» The request
From the listing below, extract each line containing the string "this".
════════
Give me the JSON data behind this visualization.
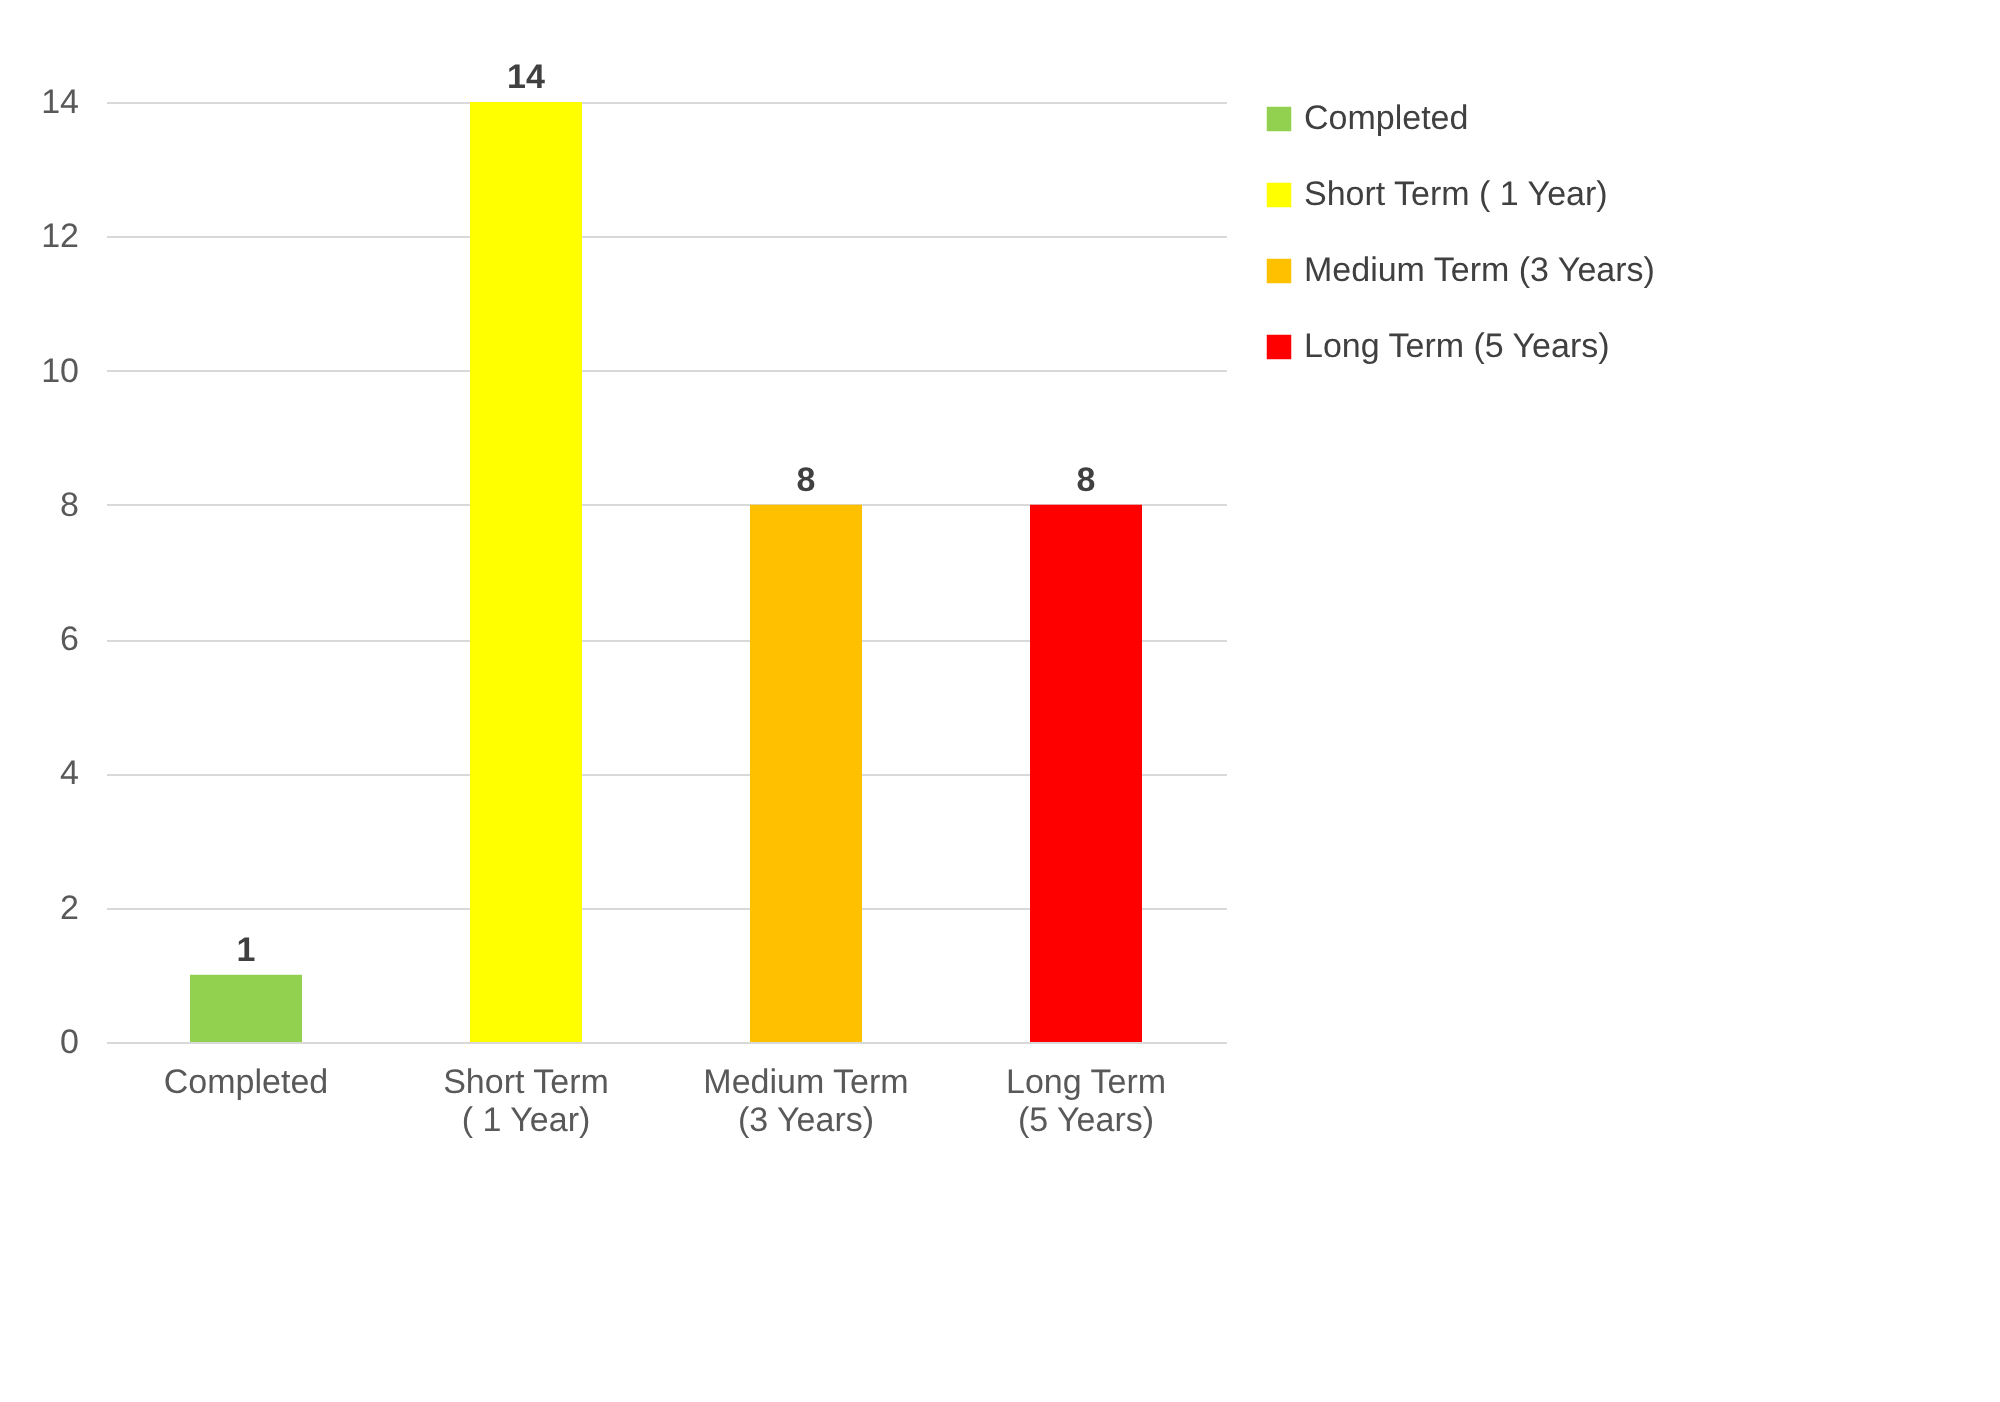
{
  "chart_data": {
    "type": "bar",
    "categories": [
      "Completed",
      "Short Term ( 1 Year)",
      "Medium Term (3 Years)",
      "Long Term (5 Years)"
    ],
    "series": [
      {
        "name": "Completed",
        "color": "#92d050",
        "values": [
          1,
          null,
          null,
          null
        ]
      },
      {
        "name": "Short Term ( 1 Year)",
        "color": "#ffff00",
        "values": [
          null,
          14,
          null,
          null
        ]
      },
      {
        "name": "Medium Term (3 Years)",
        "color": "#ffc000",
        "values": [
          null,
          null,
          8,
          null
        ]
      },
      {
        "name": "Long Term (5 Years)",
        "color": "#ff0000",
        "values": [
          null,
          null,
          null,
          8
        ]
      }
    ],
    "ylim": [
      0,
      14
    ],
    "yticks": [
      0,
      2,
      4,
      6,
      8,
      10,
      12,
      14
    ],
    "grid": "y",
    "legend": "right",
    "data_labels": true
  }
}
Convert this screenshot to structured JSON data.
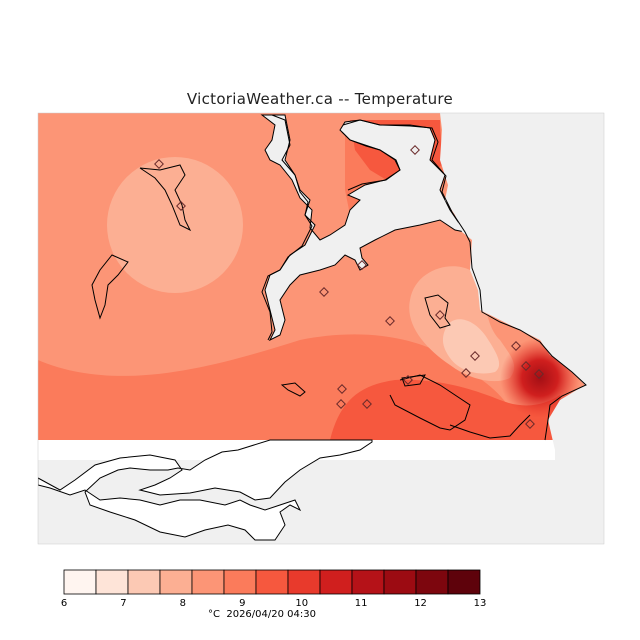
{
  "title": "VictoriaWeather.ca -- Temperature",
  "timestamp": "°C  2026/04/20 04:30",
  "legend": {
    "ticks": [
      "6",
      "7",
      "8",
      "9",
      "10",
      "11",
      "12",
      "13"
    ],
    "colors": [
      "#fff5f0",
      "#fee4d8",
      "#fcc9b4",
      "#fcaf93",
      "#fc9576",
      "#fb7b5b",
      "#f6583e",
      "#e83a2c",
      "#d01f1e",
      "#b51218",
      "#9c0b12",
      "#7d060e",
      "#5e020b"
    ]
  },
  "colors": {
    "background_gray": "#f0f0f0",
    "coast_line": "#000000",
    "station_marker": "#6a2a2a"
  },
  "stations_count_label": ""
}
════════
» Exercise answer
Give me the JSON data behind this visualization.
Convert this screenshot to structured JSON data.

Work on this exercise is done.